-- start Supplied information --

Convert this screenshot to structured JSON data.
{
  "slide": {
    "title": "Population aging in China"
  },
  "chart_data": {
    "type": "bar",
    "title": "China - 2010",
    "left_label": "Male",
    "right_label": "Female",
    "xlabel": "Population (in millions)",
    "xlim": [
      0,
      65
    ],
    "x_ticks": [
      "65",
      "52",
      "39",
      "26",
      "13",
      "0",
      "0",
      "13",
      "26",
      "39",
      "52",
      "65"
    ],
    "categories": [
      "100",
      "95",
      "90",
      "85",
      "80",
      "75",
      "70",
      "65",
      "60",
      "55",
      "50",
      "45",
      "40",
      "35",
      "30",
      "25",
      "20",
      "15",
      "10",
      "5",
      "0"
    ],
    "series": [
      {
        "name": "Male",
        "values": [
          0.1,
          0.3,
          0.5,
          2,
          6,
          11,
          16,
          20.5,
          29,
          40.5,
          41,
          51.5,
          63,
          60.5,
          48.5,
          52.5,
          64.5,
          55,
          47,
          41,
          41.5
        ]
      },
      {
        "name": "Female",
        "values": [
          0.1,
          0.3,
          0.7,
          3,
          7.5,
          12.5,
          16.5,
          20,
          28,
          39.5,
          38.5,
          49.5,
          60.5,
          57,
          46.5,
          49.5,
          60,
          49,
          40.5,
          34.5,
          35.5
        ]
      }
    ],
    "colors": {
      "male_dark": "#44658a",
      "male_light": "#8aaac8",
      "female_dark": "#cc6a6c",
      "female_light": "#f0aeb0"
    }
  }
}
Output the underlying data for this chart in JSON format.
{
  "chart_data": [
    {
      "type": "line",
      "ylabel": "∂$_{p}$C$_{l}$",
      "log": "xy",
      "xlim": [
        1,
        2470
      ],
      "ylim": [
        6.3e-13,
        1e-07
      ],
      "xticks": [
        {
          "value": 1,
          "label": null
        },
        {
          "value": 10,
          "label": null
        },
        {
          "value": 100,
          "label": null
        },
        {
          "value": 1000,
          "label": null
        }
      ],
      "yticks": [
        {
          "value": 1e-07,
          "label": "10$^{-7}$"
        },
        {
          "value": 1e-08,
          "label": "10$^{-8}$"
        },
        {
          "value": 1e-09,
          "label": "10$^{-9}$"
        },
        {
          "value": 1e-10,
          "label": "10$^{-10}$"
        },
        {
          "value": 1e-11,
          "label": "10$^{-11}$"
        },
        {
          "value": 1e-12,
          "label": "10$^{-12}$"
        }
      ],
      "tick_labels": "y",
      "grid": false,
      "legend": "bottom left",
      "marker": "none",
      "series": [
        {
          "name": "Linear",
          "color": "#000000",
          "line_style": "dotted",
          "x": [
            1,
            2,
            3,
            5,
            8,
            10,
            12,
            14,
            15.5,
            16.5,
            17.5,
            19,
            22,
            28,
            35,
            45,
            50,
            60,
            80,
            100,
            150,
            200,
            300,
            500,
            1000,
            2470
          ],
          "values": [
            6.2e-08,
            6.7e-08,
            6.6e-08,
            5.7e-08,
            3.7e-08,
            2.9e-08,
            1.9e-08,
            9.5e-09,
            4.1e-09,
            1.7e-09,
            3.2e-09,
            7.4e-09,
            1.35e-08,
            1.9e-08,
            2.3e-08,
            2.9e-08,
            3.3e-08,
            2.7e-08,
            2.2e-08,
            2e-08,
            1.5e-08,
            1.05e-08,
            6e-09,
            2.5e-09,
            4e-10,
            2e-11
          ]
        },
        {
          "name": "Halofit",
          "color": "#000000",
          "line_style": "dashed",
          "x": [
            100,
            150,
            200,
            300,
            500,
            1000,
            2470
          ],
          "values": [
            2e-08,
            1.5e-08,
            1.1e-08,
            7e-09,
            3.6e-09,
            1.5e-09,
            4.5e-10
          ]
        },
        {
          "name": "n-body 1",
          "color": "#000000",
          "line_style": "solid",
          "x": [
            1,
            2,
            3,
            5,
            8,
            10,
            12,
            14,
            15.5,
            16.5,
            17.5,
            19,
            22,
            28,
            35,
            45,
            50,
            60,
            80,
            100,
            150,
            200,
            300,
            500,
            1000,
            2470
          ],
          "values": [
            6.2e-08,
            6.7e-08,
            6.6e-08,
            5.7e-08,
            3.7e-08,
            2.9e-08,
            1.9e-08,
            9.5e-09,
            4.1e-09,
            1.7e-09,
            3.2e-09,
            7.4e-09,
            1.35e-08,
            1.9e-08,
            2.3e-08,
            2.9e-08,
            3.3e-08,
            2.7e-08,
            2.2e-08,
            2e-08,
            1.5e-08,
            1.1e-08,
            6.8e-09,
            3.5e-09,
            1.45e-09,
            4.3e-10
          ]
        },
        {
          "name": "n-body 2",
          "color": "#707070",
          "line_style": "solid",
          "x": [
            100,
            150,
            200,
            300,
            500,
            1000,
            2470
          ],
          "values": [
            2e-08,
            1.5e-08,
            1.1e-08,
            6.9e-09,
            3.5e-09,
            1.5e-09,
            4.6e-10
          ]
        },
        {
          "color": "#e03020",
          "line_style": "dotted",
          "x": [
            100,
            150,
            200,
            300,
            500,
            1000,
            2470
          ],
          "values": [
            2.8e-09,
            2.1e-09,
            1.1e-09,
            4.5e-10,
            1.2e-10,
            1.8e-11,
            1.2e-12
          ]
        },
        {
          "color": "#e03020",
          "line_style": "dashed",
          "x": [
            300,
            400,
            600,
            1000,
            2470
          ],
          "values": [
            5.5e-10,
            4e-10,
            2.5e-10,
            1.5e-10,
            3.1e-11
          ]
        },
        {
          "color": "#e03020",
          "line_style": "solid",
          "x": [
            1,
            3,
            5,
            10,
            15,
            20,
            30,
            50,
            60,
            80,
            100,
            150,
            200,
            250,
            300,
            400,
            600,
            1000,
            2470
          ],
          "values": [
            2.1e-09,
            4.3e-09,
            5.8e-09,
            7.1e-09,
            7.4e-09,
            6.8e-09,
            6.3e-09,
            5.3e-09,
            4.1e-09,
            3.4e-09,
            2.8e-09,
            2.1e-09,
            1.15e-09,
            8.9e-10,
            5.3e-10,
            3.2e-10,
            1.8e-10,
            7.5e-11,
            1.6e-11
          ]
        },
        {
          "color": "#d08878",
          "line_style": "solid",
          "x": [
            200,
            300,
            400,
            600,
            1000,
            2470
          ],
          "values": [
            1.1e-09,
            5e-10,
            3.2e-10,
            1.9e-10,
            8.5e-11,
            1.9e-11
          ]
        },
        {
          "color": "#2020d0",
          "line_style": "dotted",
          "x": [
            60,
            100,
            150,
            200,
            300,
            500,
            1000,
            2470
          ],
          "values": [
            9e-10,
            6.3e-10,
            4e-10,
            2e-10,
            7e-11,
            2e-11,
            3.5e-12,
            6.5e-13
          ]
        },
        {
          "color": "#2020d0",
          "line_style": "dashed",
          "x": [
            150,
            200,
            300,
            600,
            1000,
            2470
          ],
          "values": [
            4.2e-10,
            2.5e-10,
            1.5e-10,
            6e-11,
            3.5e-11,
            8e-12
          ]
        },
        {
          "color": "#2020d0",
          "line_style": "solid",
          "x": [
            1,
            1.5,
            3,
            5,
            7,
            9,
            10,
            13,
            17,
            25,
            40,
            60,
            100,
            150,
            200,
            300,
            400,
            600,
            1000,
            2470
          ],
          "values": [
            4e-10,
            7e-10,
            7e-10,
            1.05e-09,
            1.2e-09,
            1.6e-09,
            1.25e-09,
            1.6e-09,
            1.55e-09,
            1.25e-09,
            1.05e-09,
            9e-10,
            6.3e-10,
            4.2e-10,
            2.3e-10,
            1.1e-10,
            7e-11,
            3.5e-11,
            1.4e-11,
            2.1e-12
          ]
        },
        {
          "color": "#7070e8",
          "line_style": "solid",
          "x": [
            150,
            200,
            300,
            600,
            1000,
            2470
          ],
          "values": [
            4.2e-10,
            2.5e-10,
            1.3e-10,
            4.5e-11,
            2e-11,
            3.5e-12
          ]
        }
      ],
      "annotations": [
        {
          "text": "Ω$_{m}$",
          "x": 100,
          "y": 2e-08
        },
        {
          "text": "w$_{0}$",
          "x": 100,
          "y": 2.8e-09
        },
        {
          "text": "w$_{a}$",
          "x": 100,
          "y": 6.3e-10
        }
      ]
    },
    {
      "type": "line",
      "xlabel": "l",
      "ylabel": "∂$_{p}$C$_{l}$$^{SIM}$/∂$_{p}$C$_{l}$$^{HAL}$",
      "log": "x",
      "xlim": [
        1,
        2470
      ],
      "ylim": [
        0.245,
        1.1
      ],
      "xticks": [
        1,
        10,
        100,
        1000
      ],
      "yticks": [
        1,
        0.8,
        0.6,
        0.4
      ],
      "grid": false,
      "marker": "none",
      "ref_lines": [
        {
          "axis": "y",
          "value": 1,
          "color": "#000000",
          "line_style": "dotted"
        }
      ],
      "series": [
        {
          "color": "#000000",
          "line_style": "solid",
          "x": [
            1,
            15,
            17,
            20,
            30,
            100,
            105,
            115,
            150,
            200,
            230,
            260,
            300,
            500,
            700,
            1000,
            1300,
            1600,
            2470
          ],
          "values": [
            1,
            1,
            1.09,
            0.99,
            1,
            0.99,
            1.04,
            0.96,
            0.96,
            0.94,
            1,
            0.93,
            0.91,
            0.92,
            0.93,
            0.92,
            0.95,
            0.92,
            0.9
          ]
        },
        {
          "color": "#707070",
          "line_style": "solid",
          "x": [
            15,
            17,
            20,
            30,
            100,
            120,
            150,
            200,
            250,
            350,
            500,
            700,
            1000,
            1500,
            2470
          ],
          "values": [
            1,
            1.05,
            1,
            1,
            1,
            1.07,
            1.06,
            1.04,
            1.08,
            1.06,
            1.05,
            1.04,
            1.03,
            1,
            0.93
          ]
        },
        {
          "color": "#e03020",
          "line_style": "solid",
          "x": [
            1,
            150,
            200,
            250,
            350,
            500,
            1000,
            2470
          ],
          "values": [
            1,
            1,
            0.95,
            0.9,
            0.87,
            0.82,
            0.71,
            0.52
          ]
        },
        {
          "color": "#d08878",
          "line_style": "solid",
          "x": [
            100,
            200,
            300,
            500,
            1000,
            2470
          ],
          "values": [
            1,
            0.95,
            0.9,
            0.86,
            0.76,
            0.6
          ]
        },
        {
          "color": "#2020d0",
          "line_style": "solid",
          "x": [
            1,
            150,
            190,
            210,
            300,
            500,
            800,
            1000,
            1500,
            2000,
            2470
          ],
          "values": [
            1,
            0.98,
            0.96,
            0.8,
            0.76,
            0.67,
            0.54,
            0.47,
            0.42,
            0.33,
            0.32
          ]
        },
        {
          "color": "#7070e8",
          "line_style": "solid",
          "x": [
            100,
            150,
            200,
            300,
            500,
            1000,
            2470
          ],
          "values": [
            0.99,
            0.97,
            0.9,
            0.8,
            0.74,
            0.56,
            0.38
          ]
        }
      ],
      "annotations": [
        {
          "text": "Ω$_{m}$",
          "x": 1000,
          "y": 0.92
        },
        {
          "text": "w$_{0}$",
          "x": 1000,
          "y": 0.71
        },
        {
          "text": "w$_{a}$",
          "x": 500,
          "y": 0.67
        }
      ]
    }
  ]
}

-- end Supplied information --

> What this task involves:
Copy each line from the data above that includes "name".

> Complete response:
        "name": "Male",
        "name": "Female",
          "name": "Linear",
          "name": "Halofit",
          "name": "n-body 1",
          "name": "n-body 2",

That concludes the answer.